● REQUEST
Can you print every record below exactly as written?

● THE RECORDS
=-=-=-=-=
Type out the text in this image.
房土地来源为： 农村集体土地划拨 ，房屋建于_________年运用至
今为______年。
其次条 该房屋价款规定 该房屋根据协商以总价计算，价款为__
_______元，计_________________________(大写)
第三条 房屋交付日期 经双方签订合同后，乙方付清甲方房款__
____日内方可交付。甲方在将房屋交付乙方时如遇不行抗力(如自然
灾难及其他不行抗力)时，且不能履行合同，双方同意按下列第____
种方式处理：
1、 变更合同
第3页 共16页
=-=-=-=-=
● FULL SOLUTION
Type out the text in this image.
房土地来源为： 农村集体土地划拨 ，房屋建于_________年运用至
今为______年。
其次条 该房屋价款规定 该房屋根据协商以总价计算，价款为__
_______元，计_________________________(大写)
第三条 房屋交付日期 经双方签订合同后，乙方付清甲方房款__
____日内方可交付。甲方在将房屋交付乙方时如遇不行抗力(如自然
灾难及其他不行抗力)时，且不能履行合同，双方同意按下列第____
种方式处理：
1、 变更合同
第3页 共16页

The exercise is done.